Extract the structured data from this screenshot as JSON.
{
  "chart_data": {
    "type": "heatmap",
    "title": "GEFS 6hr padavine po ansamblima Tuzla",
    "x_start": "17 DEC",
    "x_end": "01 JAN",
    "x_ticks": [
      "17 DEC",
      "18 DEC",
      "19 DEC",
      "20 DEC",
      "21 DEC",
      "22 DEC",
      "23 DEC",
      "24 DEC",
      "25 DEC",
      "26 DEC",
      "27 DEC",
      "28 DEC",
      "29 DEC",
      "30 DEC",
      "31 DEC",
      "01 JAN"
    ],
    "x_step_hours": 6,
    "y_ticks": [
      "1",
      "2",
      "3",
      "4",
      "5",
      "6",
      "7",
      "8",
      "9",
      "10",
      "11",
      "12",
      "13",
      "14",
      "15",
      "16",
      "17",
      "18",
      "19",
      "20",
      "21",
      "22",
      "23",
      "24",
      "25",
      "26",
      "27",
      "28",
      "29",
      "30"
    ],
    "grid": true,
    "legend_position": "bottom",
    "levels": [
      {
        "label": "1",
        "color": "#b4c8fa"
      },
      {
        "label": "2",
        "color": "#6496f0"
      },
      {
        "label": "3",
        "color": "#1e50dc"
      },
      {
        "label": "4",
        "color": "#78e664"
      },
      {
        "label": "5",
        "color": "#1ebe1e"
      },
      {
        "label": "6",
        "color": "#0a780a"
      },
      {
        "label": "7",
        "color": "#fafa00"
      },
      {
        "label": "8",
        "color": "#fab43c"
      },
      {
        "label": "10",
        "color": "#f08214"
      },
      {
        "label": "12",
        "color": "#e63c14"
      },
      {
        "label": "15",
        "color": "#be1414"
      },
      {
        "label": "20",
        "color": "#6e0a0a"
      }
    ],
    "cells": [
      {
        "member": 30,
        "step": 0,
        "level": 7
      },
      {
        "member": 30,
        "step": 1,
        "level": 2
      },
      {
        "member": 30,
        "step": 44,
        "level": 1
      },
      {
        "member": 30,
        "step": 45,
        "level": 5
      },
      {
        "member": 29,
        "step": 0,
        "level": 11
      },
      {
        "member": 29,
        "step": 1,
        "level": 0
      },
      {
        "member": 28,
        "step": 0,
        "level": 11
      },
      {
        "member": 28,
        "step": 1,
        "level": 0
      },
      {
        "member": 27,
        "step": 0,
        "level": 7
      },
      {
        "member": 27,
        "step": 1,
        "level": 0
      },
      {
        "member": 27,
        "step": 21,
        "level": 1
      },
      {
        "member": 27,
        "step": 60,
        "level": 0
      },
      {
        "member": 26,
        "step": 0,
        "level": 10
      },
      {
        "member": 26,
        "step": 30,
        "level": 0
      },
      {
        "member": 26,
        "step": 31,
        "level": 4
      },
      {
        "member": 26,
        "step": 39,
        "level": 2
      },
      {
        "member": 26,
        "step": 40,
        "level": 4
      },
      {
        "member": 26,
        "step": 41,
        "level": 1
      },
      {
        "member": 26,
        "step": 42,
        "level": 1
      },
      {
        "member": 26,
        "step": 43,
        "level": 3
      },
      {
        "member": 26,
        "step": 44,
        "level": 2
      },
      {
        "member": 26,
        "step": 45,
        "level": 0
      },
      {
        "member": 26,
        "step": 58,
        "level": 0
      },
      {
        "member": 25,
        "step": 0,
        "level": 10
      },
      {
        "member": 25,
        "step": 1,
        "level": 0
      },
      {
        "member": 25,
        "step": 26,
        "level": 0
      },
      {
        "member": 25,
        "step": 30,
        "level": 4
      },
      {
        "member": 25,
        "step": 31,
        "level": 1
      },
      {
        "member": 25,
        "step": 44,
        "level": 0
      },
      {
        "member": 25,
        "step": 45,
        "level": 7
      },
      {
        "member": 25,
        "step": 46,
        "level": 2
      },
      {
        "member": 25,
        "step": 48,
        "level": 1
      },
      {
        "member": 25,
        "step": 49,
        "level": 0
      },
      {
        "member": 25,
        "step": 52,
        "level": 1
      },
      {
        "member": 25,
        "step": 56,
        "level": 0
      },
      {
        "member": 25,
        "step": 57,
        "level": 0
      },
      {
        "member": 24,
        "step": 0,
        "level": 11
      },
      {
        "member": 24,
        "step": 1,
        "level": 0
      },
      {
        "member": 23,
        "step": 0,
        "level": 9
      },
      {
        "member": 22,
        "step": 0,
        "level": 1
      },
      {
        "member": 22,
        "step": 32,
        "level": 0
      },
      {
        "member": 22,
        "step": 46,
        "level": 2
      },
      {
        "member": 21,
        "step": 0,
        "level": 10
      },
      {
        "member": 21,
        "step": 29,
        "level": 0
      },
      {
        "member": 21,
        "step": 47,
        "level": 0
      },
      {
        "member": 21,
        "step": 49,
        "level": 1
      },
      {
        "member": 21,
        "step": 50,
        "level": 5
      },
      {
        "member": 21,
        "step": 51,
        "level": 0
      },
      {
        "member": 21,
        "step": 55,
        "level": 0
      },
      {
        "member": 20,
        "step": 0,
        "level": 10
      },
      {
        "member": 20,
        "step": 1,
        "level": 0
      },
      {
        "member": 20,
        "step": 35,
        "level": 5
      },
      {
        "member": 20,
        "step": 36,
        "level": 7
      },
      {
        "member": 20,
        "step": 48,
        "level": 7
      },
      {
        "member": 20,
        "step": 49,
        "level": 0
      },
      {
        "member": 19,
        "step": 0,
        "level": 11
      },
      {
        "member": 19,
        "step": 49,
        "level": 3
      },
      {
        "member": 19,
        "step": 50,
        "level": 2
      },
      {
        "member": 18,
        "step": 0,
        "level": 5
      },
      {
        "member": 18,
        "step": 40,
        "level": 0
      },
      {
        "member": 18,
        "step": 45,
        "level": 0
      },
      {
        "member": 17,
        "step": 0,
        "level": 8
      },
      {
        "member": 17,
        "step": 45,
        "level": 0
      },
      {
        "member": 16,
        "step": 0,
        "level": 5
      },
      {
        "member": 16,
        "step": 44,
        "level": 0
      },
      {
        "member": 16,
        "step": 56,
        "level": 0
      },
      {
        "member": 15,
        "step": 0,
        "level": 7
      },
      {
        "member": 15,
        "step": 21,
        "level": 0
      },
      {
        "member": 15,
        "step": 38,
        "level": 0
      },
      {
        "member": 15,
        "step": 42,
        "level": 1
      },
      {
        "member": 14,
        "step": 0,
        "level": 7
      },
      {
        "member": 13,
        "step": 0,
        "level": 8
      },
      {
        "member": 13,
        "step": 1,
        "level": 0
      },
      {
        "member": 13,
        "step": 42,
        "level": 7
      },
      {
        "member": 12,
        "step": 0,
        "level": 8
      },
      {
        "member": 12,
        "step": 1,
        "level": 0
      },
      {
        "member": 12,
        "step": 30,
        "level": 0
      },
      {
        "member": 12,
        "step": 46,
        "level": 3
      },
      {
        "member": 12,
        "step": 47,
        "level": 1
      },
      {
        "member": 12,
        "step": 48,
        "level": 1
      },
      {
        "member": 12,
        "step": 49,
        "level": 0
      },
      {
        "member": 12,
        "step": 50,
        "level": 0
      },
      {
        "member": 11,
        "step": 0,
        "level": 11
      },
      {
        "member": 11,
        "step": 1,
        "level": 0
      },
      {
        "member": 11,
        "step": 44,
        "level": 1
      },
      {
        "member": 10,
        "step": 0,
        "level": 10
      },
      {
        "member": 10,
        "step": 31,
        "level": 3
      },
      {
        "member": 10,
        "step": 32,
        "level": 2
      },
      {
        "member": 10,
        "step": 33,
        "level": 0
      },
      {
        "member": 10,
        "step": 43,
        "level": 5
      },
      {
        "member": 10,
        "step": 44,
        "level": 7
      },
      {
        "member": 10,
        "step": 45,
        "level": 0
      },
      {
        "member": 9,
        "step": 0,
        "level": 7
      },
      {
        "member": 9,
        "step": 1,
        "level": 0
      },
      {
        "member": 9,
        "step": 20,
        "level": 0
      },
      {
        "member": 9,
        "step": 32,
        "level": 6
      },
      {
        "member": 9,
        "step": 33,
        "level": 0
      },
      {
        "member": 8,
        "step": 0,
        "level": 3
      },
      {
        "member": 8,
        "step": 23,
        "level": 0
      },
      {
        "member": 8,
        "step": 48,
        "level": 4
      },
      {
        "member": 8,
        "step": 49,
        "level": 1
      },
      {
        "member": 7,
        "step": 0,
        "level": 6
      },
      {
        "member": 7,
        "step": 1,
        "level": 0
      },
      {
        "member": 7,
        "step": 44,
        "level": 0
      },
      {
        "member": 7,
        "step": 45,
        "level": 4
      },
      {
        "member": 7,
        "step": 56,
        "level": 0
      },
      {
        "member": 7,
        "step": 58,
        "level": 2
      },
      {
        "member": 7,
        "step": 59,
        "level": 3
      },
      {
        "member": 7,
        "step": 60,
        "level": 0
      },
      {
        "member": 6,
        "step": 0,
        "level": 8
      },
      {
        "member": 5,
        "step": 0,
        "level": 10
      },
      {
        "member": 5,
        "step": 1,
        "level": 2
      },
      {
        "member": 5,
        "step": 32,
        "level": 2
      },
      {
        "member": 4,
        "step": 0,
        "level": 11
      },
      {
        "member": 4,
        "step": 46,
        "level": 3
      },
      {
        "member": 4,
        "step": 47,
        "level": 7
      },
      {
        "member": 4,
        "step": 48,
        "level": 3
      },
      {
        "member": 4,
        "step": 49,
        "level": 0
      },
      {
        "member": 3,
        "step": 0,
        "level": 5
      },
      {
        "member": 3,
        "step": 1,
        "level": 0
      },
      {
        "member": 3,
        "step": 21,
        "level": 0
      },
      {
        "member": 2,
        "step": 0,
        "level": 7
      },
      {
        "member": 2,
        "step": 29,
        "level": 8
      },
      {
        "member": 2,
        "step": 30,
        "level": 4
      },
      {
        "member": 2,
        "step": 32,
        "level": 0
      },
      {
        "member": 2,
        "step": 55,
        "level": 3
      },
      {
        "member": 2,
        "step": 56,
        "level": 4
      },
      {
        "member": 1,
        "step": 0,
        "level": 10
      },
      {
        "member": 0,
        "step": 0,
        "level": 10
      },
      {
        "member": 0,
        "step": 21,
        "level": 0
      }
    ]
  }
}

——————————

### Set task
Find the word "label" in the material, then list each line that holds it.

### The completed task
        "label": "1",
        "label": "2",
        "label": "3",
        "label": "4",
        "label": "5",
        "label": "6",
        "label": "7",
        "label": "8",
        "label": "10",
        "label": "12",
        "label": "15",
        "label": "20",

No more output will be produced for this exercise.